──────── Document extract ────────

On a recent Friday night Mr. Schmersal and his girlfriend, Toko Yasuda, were huddled at the bar at the Khyber, a smoky rock institution in the nightclub-heavy Old City neighborhood, a Colonial area of narrow streets bordering the Delaware River east of City Hall, to see Love as Laughter, a New York City band. "We like going to shows here," Mr. Schmersal said. "In New York there are so many people, it's impossible to even get in to see hot bands."
Much less be in a band. "For years I was willing to sacrifice quality of life for artistic fulfillment - you know, you find a circle of artists and you scrape by," said Anna Neighbor, a 27-year-old bass player and Williamsburg exile, between sips of Yuengling lager at a bar in the Northern Liberties neighborhood, an artists' enclave north of City Hall. In January Ms. Neighbor and her husband, Daniel Matz, and Jason McNeely, all members of the indie rock band Windsor for the Derby, decided to leave Brooklyn.
Ms. Neighbor and Mr. Matz discovered Fishtown, a gentrifying blue-collar neighborhood adjacent to Northern Liberties, where, in the last five years, youthful faces with bed head have made their way among the traditionally Irish Catholic residents. They found a three-bedroom row house for $170,000.
"New York is mythologically all about vibrancy and creativity, but it's hard to work a 40-hour week and come home and be Jackson Pollock," said Mr. Matz, 32, a guitarist. He said that by living in Philadelphia he could support himself teaching public school and devote the rest of his time to his band.
A few blocks away from Ms. Neighbor's house live Laura Watt, a 38-year-old painter, and her husband, Clark Thompson, 38, a financial services technician who left his Manhattan-based bank for one in Philadelphia a year ago. They settled in a three-level condominium in a new housing development called Rag Flats in Fishtown with their two children, Gus and Lydia. At $439,000 it was pricier than any of the block's three-story row houses, but with three bedrooms, each with an outdoor deck; solar heat and electricity; a rooftop with spectacular views; and a dumbwaiter going down to the kitchen, they thought it was worth it.
"Philadelphia reminds me a lot of what Brooklyn used to be like," said Ms. Watt, who had lived in Brooklyn and Westchester County for 15 years.
Fifteen or 20 years ago, the idea of Philadelphia as a place to go for quality life would have been laughable to many people, even to Philadelphians. Sandwiched between New York and Washington, Philadelphia was a flyover city - trainover really - a place where a mayor had ordered the bombing of a neighborhood and where Eagles fans reveled in booing their own team, its chief popular exports cheese steaks and "Rocky." While Philadelphia's rich cultural history, like its art museum, its symphony orchestra and its Colonial architecture, gave the city establishment credentials, it did not produce much of an avant-garde.

────────

Problem statement
Translate this sentence from the article about New Yorkers settling in Philadelphia into Spanish: "They found a three-bedroom row house for $170,000." The listing that comes next has nothing to do with the work on the article.

──────── Given entries ────────

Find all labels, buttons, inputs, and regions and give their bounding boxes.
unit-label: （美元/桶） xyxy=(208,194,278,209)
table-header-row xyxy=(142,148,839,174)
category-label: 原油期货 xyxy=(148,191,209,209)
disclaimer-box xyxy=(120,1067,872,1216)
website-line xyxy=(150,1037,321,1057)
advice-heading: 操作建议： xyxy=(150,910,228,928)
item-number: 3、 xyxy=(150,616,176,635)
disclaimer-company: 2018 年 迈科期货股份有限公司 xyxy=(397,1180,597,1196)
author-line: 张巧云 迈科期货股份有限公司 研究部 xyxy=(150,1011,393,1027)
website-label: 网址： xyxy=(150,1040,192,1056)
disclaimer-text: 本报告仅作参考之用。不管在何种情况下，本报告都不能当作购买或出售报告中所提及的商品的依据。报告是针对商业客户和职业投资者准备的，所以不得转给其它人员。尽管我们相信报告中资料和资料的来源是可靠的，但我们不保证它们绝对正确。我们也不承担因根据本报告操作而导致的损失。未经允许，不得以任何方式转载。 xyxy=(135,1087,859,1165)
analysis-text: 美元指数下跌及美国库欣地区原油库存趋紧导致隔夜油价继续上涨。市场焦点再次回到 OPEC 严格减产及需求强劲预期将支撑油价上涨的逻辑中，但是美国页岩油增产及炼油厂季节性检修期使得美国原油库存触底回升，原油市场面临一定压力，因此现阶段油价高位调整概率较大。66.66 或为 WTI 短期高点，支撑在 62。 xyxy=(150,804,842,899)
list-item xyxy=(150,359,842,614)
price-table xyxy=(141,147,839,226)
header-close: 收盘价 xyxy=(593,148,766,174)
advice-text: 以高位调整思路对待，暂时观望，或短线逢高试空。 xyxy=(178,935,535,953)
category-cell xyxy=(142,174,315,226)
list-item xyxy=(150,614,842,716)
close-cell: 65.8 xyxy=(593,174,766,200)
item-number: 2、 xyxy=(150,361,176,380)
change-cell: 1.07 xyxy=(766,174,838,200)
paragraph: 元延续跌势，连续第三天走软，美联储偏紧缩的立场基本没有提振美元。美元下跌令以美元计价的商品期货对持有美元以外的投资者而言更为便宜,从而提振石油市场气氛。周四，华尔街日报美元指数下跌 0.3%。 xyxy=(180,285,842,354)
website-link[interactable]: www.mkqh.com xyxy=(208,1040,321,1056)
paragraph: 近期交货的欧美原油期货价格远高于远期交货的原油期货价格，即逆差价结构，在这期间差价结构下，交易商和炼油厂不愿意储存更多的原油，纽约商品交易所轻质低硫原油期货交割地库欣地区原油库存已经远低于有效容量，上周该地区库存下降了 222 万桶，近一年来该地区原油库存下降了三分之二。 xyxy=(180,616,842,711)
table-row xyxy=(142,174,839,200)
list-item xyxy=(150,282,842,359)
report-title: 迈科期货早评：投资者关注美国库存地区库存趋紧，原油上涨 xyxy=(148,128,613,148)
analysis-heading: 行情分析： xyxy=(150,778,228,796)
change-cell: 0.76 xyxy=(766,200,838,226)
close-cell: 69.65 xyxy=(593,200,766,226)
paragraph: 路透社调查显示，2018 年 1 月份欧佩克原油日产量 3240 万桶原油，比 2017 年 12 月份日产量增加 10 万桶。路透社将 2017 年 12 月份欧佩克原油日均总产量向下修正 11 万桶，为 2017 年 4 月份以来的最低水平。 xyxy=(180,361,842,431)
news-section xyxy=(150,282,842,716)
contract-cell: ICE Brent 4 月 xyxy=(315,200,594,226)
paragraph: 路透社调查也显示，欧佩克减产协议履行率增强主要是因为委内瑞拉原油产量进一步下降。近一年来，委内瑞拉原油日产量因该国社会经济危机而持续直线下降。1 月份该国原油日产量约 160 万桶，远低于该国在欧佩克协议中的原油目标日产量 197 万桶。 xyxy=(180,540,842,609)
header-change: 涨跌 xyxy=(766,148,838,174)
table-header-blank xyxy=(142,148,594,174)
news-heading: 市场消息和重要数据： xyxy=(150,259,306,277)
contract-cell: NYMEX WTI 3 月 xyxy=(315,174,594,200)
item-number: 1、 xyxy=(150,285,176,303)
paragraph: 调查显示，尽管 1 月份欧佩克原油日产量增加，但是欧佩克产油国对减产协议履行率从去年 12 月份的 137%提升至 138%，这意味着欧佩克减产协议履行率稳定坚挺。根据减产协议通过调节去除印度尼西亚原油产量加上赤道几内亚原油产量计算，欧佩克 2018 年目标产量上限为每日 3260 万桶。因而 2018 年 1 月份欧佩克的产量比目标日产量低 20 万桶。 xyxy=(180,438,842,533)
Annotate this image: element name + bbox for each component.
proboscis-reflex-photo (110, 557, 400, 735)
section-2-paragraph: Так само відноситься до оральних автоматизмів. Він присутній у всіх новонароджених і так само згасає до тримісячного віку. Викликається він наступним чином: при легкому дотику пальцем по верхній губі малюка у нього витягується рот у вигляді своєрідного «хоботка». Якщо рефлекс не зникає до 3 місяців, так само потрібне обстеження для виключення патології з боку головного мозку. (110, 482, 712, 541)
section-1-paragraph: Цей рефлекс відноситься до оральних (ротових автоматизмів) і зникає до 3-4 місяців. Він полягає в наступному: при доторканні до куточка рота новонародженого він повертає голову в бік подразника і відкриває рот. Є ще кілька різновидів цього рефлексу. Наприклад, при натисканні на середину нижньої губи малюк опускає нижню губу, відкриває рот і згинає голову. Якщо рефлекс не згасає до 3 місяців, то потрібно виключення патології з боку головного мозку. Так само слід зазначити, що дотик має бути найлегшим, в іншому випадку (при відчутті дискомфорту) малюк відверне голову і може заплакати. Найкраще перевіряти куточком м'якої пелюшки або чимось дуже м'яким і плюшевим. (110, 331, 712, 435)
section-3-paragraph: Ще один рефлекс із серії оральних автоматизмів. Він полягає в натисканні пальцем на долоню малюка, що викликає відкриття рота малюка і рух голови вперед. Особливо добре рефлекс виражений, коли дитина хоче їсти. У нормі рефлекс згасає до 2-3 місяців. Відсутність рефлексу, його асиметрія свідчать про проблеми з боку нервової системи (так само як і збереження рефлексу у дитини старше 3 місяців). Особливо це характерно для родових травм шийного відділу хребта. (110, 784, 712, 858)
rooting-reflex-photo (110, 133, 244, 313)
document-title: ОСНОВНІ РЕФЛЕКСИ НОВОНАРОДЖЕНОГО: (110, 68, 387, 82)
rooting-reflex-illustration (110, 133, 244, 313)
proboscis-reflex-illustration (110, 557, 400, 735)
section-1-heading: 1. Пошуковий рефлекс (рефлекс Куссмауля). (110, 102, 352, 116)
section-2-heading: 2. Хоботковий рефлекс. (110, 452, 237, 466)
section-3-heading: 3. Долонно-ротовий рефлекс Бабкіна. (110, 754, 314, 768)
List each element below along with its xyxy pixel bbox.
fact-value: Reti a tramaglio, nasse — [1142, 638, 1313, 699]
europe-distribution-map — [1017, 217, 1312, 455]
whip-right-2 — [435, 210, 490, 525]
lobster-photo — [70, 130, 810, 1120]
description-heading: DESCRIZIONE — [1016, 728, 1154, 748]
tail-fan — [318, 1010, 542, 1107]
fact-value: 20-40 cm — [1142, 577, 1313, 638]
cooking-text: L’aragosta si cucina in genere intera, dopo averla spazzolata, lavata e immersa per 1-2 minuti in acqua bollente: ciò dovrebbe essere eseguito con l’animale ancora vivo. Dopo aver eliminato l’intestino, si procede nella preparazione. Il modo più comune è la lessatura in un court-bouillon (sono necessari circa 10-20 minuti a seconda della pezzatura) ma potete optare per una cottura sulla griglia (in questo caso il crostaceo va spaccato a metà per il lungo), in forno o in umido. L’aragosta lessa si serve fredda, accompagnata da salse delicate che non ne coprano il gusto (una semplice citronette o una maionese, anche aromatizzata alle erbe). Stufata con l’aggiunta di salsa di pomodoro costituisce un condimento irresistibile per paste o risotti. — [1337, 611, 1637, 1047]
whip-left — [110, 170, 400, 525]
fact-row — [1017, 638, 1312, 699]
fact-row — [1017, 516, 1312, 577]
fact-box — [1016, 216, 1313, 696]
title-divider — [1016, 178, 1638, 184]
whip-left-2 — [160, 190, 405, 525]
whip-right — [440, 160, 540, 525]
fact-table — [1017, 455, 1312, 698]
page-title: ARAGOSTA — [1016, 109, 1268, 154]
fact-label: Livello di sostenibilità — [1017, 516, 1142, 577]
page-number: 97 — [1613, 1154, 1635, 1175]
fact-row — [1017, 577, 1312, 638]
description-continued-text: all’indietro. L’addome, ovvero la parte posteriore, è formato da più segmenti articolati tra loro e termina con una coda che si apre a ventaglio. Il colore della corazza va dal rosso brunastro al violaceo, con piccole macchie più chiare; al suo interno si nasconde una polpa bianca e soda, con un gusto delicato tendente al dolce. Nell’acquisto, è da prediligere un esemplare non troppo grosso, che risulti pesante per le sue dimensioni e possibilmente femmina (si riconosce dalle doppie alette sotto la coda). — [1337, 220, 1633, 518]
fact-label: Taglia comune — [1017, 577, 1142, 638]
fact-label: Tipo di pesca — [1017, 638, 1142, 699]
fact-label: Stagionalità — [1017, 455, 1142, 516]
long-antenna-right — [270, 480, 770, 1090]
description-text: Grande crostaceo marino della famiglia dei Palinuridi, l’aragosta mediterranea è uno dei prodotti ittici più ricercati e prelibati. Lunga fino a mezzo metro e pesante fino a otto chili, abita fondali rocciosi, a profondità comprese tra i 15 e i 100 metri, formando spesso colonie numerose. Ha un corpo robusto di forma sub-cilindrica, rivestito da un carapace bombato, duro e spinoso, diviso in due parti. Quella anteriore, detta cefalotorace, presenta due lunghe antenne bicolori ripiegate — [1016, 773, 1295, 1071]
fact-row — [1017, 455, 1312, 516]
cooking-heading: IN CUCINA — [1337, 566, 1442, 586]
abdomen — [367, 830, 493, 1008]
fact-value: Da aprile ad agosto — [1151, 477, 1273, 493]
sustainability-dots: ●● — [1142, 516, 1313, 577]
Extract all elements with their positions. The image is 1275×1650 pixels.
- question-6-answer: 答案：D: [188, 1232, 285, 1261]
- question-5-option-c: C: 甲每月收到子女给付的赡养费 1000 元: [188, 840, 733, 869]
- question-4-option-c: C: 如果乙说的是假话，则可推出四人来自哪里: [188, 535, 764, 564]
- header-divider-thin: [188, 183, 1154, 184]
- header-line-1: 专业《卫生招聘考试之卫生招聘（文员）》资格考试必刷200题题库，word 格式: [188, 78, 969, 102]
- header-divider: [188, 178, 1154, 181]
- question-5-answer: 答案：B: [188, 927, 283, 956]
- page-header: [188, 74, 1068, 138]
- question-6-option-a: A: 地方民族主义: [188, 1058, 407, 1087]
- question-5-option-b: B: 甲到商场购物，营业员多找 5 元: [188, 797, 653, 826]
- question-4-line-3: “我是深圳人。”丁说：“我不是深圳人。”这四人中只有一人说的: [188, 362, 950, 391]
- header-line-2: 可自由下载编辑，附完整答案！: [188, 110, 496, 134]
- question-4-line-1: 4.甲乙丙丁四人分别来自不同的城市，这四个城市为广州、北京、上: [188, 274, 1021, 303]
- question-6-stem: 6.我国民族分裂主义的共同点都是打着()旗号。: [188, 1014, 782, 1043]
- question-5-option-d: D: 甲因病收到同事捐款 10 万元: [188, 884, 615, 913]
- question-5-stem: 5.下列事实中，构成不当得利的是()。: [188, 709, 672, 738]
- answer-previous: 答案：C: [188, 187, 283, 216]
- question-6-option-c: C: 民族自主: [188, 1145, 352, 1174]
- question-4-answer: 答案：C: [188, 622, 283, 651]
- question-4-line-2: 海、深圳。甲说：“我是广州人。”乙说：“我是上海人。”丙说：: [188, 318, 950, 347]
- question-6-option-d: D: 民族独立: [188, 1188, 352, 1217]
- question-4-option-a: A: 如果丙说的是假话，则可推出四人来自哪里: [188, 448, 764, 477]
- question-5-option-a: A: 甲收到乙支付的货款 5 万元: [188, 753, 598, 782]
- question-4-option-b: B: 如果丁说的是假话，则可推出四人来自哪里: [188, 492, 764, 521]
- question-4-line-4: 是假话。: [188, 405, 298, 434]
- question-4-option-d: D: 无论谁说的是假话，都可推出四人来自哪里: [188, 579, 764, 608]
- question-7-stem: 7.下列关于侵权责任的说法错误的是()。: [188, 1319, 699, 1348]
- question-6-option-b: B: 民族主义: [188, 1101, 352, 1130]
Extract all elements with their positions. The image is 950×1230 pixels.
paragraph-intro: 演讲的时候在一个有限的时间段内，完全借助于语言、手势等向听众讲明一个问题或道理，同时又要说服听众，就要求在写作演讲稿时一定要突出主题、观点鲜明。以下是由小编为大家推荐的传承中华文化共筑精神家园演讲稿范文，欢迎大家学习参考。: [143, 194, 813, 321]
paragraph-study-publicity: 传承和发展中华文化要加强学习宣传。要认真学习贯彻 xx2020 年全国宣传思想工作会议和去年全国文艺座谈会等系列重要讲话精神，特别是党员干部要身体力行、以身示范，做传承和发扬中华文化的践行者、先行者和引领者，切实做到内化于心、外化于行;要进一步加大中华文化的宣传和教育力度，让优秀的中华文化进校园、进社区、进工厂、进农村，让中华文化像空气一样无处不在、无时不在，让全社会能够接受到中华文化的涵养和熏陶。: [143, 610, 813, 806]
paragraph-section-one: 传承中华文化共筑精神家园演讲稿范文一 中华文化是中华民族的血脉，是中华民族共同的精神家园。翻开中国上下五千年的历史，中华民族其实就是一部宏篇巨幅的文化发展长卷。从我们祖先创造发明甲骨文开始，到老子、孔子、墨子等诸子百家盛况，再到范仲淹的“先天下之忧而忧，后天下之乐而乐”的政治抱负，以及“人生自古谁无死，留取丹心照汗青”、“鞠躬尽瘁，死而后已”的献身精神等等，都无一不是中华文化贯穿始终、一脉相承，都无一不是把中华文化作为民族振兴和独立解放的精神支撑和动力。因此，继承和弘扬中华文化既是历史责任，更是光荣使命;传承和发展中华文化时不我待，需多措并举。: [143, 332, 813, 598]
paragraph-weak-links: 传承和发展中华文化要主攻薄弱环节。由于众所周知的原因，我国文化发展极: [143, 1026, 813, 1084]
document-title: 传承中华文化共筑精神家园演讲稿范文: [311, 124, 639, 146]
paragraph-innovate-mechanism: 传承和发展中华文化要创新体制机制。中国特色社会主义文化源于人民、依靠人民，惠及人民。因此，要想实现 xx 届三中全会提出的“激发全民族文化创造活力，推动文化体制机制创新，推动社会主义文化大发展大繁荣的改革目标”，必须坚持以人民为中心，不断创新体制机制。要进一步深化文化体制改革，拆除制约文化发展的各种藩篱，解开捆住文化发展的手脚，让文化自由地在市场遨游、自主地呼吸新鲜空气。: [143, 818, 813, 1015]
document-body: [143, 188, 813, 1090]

────────

Completed exercise
Encontraron una casa adosada de tres dormitorios por 170.000 dólares.